* [The task]:
Lines that hold the word "wear" should be located and copied.

---------------

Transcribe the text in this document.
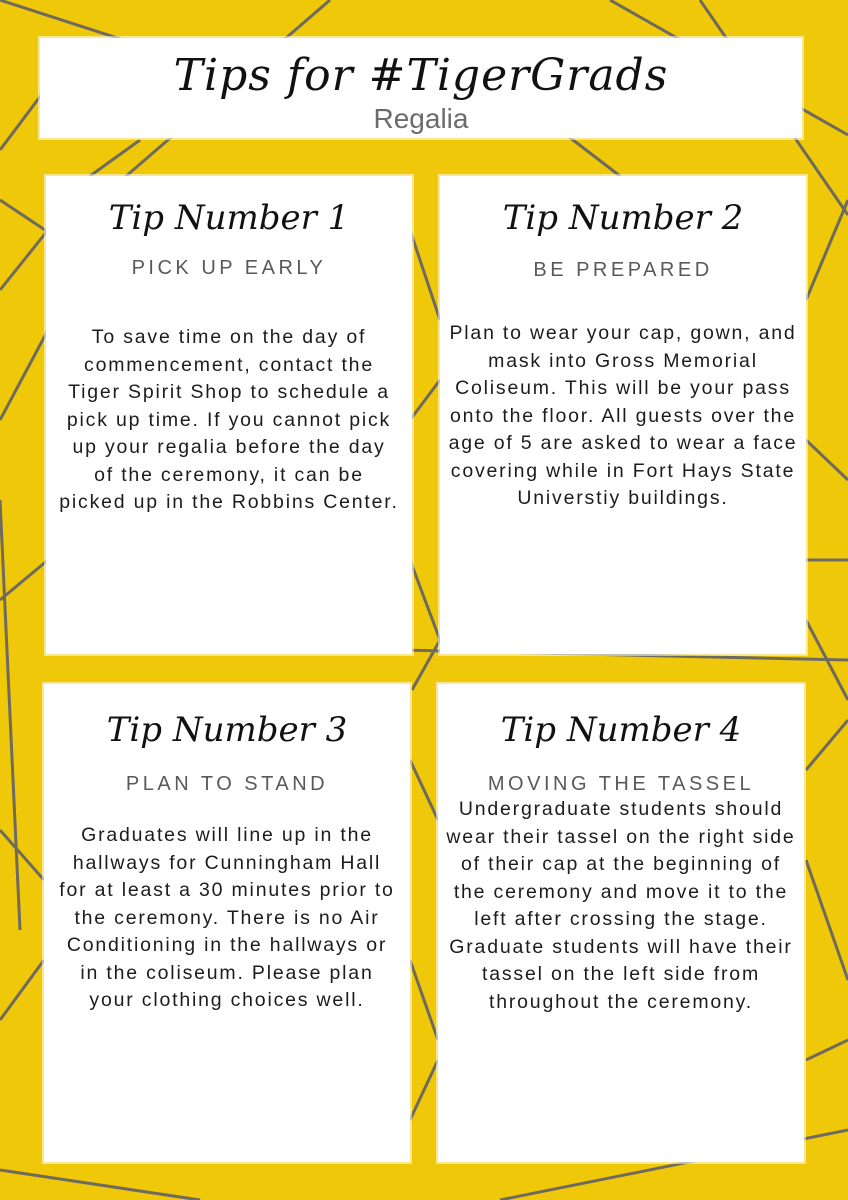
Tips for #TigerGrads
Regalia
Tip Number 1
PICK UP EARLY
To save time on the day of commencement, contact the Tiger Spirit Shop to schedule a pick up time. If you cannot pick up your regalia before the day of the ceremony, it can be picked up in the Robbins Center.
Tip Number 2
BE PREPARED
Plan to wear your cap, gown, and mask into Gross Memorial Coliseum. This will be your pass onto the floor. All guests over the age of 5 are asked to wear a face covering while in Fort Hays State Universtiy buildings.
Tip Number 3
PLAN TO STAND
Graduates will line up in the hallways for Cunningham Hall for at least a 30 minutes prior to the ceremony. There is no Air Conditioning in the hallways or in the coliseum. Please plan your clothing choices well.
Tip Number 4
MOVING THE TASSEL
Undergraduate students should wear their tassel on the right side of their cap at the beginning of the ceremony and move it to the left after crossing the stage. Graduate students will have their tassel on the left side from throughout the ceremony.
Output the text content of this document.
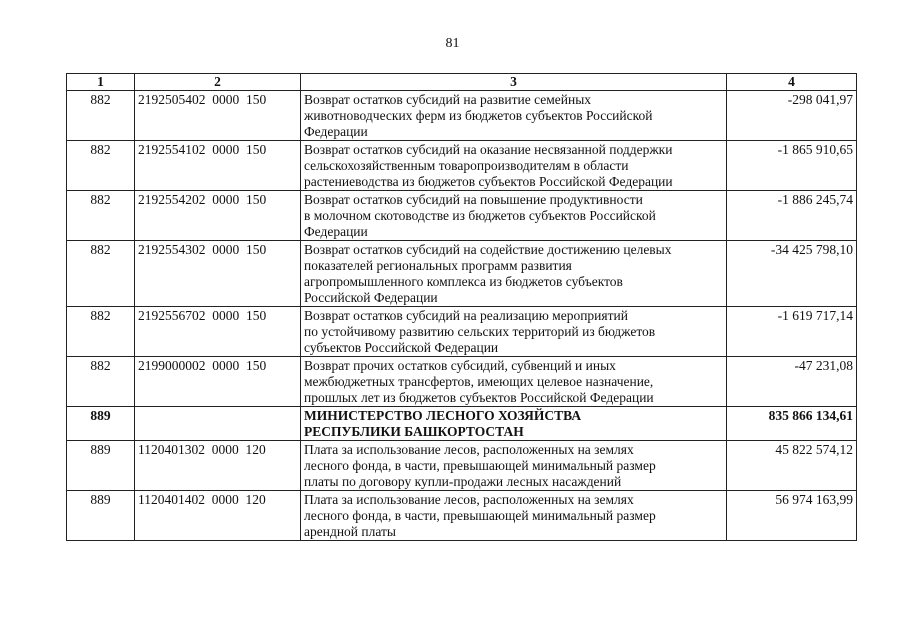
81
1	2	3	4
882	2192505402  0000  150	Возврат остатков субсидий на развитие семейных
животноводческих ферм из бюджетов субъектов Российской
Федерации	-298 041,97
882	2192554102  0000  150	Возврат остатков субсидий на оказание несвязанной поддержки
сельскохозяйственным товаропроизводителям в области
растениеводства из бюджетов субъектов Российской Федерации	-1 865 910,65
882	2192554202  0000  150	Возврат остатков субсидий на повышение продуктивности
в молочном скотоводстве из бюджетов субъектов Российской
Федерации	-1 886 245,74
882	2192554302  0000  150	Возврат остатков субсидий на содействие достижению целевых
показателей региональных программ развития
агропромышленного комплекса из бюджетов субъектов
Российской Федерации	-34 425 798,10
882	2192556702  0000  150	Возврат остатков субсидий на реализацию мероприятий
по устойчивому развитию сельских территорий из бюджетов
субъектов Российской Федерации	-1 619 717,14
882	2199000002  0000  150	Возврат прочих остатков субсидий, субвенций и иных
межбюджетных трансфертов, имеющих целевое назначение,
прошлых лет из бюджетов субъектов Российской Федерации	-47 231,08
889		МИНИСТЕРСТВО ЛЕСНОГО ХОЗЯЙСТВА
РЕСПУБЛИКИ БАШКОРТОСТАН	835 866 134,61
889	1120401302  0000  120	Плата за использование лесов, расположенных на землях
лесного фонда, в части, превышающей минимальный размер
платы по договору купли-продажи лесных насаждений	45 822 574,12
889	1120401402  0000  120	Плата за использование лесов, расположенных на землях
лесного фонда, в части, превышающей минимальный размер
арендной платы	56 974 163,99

---------------

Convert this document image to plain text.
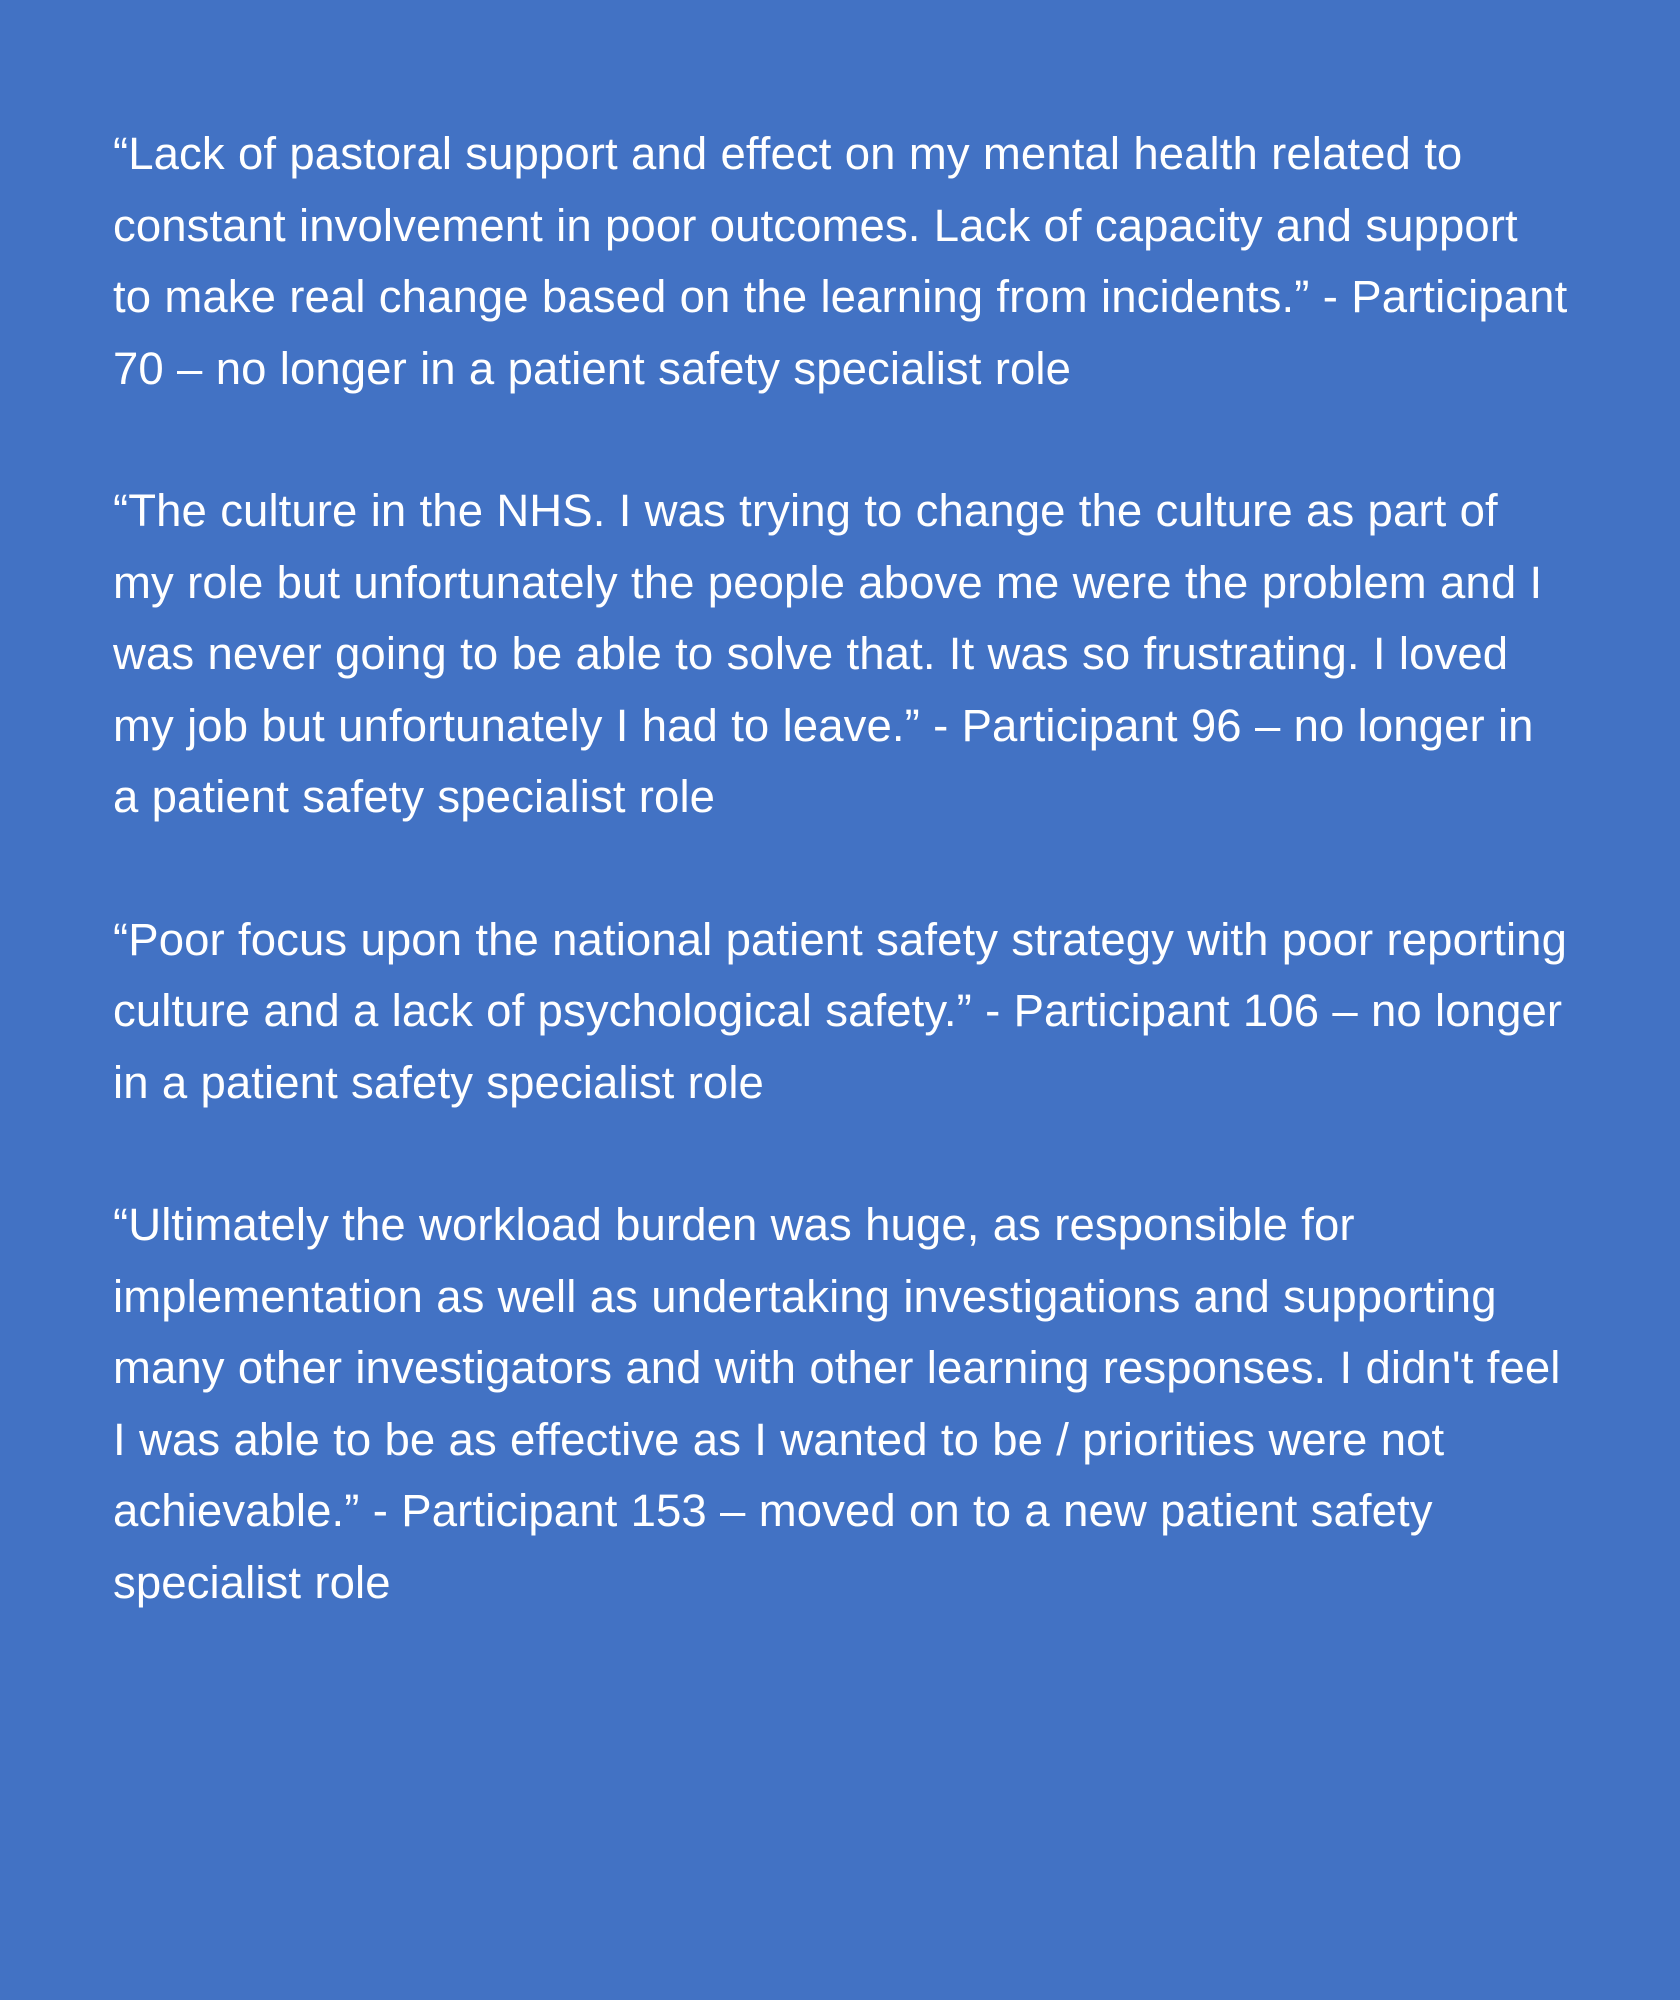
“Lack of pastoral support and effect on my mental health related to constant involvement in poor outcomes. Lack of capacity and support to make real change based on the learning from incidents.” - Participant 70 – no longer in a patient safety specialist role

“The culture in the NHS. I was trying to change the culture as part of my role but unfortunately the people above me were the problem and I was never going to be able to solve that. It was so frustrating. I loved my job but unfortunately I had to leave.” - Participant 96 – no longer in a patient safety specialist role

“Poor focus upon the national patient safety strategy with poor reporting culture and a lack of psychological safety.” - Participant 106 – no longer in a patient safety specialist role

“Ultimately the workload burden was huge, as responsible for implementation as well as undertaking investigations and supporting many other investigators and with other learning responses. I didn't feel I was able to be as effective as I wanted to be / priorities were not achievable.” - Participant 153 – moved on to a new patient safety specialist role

---------------

* [Result for this exercise]:
Plan to wear your cap, gown, and mask into Gross Memorial Coliseum. This will be your pass onto the floor. All guests over the age of 5 are asked to wear a face covering while in Fort Hays State Universtiy buildings.
Undergraduate students should wear their tassel on the right side of their cap at the beginning of the ceremony and move it to the left after crossing the stage. Graduate students will have their tassel on the left side from throughout the ceremony.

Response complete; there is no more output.